__Listed records__:
####################

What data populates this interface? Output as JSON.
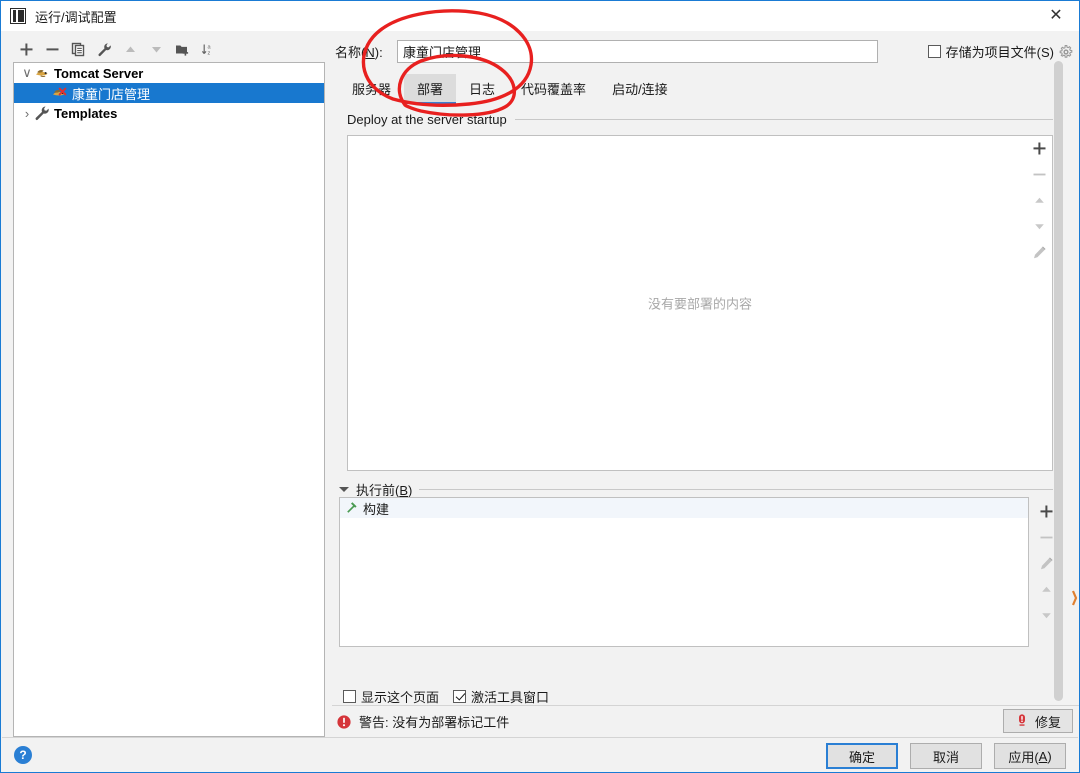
{
  "window": {
    "title": "运行/调试配置",
    "app_icon": "intellij-idea-icon",
    "close_label": "✕"
  },
  "toolbar": {
    "buttons": [
      {
        "name": "add-configuration-button",
        "icon": "plus-icon",
        "enabled": true
      },
      {
        "name": "remove-configuration-button",
        "icon": "minus-icon",
        "enabled": true
      },
      {
        "name": "copy-configuration-button",
        "icon": "copy-icon",
        "enabled": true
      },
      {
        "name": "edit-templates-button",
        "icon": "wrench-icon",
        "enabled": true
      },
      {
        "name": "move-up-button",
        "icon": "arrow-up-icon",
        "enabled": false
      },
      {
        "name": "move-down-button",
        "icon": "arrow-down-icon",
        "enabled": false
      },
      {
        "name": "create-folder-button",
        "icon": "folder-add-icon",
        "enabled": true
      },
      {
        "name": "sort-configurations-button",
        "icon": "sort-az-icon",
        "enabled": true
      }
    ]
  },
  "tree": {
    "nodes": [
      {
        "label": "Tomcat Server",
        "level": 0,
        "twisty": "∨",
        "icon": "tomcat-icon",
        "bold": true,
        "selected": false
      },
      {
        "label": "康童门店管理",
        "level": 1,
        "twisty": "",
        "icon": "tomcat-error-icon",
        "bold": false,
        "selected": true
      },
      {
        "label": "Templates",
        "level": 0,
        "twisty": "›",
        "icon": "wrench-icon",
        "bold": true,
        "selected": false
      }
    ]
  },
  "name_row": {
    "label_prefix": "名称(",
    "label_mnemonic": "N",
    "label_suffix": "):",
    "value": "康童门店管理",
    "placeholder": ""
  },
  "store_as_project_file": {
    "label": "存储为项目文件(S)",
    "checked": false,
    "gear_icon": "gear-icon"
  },
  "tabs": [
    {
      "label": "服务器",
      "active": false
    },
    {
      "label": "部署",
      "active": true
    },
    {
      "label": "日志",
      "active": false
    },
    {
      "label": "代码覆盖率",
      "active": false
    },
    {
      "label": "启动/连接",
      "active": false
    }
  ],
  "deploy_group": {
    "title": "Deploy at the server startup",
    "empty_text": "没有要部署的内容",
    "side_buttons": [
      {
        "name": "deploy-add-button",
        "icon": "plus-icon",
        "enabled": true
      },
      {
        "name": "deploy-remove-button",
        "icon": "minus-icon",
        "enabled": false
      },
      {
        "name": "deploy-move-up-button",
        "icon": "arrow-up-icon",
        "enabled": false
      },
      {
        "name": "deploy-move-down-button",
        "icon": "arrow-down-icon",
        "enabled": false
      },
      {
        "name": "deploy-edit-button",
        "icon": "pencil-icon",
        "enabled": false
      }
    ]
  },
  "before_launch": {
    "title_prefix": "执行前(",
    "title_mnemonic": "B",
    "title_suffix": ")",
    "tasks": [
      {
        "label": "构建",
        "icon": "build-hammer-icon"
      }
    ],
    "side_buttons": [
      {
        "name": "task-add-button",
        "icon": "plus-icon",
        "enabled": true
      },
      {
        "name": "task-remove-button",
        "icon": "minus-icon",
        "enabled": false
      },
      {
        "name": "task-edit-button",
        "icon": "pencil-icon",
        "enabled": false
      },
      {
        "name": "task-move-up-button",
        "icon": "arrow-up-icon",
        "enabled": false
      },
      {
        "name": "task-move-down-button",
        "icon": "arrow-down-icon",
        "enabled": false
      }
    ]
  },
  "bottom_options": [
    {
      "label": "显示这个页面",
      "checked": false,
      "name": "show-this-page-checkbox"
    },
    {
      "label": "激活工具窗口",
      "checked": true,
      "name": "activate-tool-window-checkbox"
    }
  ],
  "warning": {
    "icon": "error-exclamation-icon",
    "text": "警告: 没有为部署标记工件",
    "fix_button_label": "修复",
    "fix_button_icon": "error-exclamation-icon"
  },
  "footer": {
    "help_label": "?",
    "buttons": [
      {
        "label": "确定",
        "mnemonic": "",
        "default": true,
        "name": "ok-button"
      },
      {
        "label": "取消",
        "mnemonic": "",
        "default": false,
        "name": "cancel-button"
      },
      {
        "label": "应用(A)",
        "mnemonic": "A",
        "default": false,
        "name": "apply-button"
      }
    ]
  },
  "annotation": {
    "color": "#e8201f",
    "shape": "hand-drawn-circle-around-deploy-tab"
  },
  "colors": {
    "accent": "#2a7fd4",
    "selection": "#1878cf",
    "tab_active_bg": "#dcdcdc",
    "warning": "#d5353a",
    "annotation_red": "#e8201f"
  }
}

####################

Retype all the records shown above, character for character. Omit every picture.

What data populates this interface? Output as JSON.
{
  "window": {
    "title": "运行/调试配置",
    "app_icon": "intellij-idea-icon",
    "close_label": "✕"
  },
  "toolbar": {
    "buttons": [
      {
        "name": "add-configuration-button",
        "icon": "plus-icon",
        "enabled": true
      },
      {
        "name": "remove-configuration-button",
        "icon": "minus-icon",
        "enabled": true
      },
      {
        "name": "copy-configuration-button",
        "icon": "copy-icon",
        "enabled": true
      },
      {
        "name": "edit-templates-button",
        "icon": "wrench-icon",
        "enabled": true
      },
      {
        "name": "move-up-button",
        "icon": "arrow-up-icon",
        "enabled": false
      },
      {
        "name": "move-down-button",
        "icon": "arrow-down-icon",
        "enabled": false
      },
      {
        "name": "create-folder-button",
        "icon": "folder-add-icon",
        "enabled": true
      },
      {
        "name": "sort-configurations-button",
        "icon": "sort-az-icon",
        "enabled": true
      }
    ]
  },
  "tree": {
    "nodes": [
      {
        "label": "Tomcat Server",
        "level": 0,
        "twisty": "∨",
        "icon": "tomcat-icon",
        "bold": true,
        "selected": false
      },
      {
        "label": "康童门店管理",
        "level": 1,
        "twisty": "",
        "icon": "tomcat-error-icon",
        "bold": false,
        "selected": true
      },
      {
        "label": "Templates",
        "level": 0,
        "twisty": "›",
        "icon": "wrench-icon",
        "bold": true,
        "selected": false
      }
    ]
  },
  "name_row": {
    "label_prefix": "名称(",
    "label_mnemonic": "N",
    "label_suffix": "):",
    "value": "康童门店管理",
    "placeholder": ""
  },
  "store_as_project_file": {
    "label": "存储为项目文件(S)",
    "checked": false,
    "gear_icon": "gear-icon"
  },
  "tabs": [
    {
      "label": "服务器",
      "active": false
    },
    {
      "label": "部署",
      "active": true
    },
    {
      "label": "日志",
      "active": false
    },
    {
      "label": "代码覆盖率",
      "active": false
    },
    {
      "label": "启动/连接",
      "active": false
    }
  ],
  "deploy_group": {
    "title": "Deploy at the server startup",
    "empty_text": "没有要部署的内容",
    "side_buttons": [
      {
        "name": "deploy-add-button",
        "icon": "plus-icon",
        "enabled": true
      },
      {
        "name": "deploy-remove-button",
        "icon": "minus-icon",
        "enabled": false
      },
      {
        "name": "deploy-move-up-button",
        "icon": "arrow-up-icon",
        "enabled": false
      },
      {
        "name": "deploy-move-down-button",
        "icon": "arrow-down-icon",
        "enabled": false
      },
      {
        "name": "deploy-edit-button",
        "icon": "pencil-icon",
        "enabled": false
      }
    ]
  },
  "before_launch": {
    "title_prefix": "执行前(",
    "title_mnemonic": "B",
    "title_suffix": ")",
    "tasks": [
      {
        "label": "构建",
        "icon": "build-hammer-icon"
      }
    ],
    "side_buttons": [
      {
        "name": "task-add-button",
        "icon": "plus-icon",
        "enabled": true
      },
      {
        "name": "task-remove-button",
        "icon": "minus-icon",
        "enabled": false
      },
      {
        "name": "task-edit-button",
        "icon": "pencil-icon",
        "enabled": false
      },
      {
        "name": "task-move-up-button",
        "icon": "arrow-up-icon",
        "enabled": false
      },
      {
        "name": "task-move-down-button",
        "icon": "arrow-down-icon",
        "enabled": false
      }
    ]
  },
  "bottom_options": [
    {
      "label": "显示这个页面",
      "checked": false,
      "name": "show-this-page-checkbox"
    },
    {
      "label": "激活工具窗口",
      "checked": true,
      "name": "activate-tool-window-checkbox"
    }
  ],
  "warning": {
    "icon": "error-exclamation-icon",
    "text": "警告: 没有为部署标记工件",
    "fix_button_label": "修复",
    "fix_button_icon": "error-exclamation-icon"
  },
  "footer": {
    "help_label": "?",
    "buttons": [
      {
        "label": "确定",
        "mnemonic": "",
        "default": true,
        "name": "ok-button"
      },
      {
        "label": "取消",
        "mnemonic": "",
        "default": false,
        "name": "cancel-button"
      },
      {
        "label": "应用(A)",
        "mnemonic": "A",
        "default": false,
        "name": "apply-button"
      }
    ]
  },
  "annotation": {
    "color": "#e8201f",
    "shape": "hand-drawn-circle-around-deploy-tab"
  },
  "colors": {
    "accent": "#2a7fd4",
    "selection": "#1878cf",
    "tab_active_bg": "#dcdcdc",
    "warning": "#d5353a",
    "annotation_red": "#e8201f"
  }
}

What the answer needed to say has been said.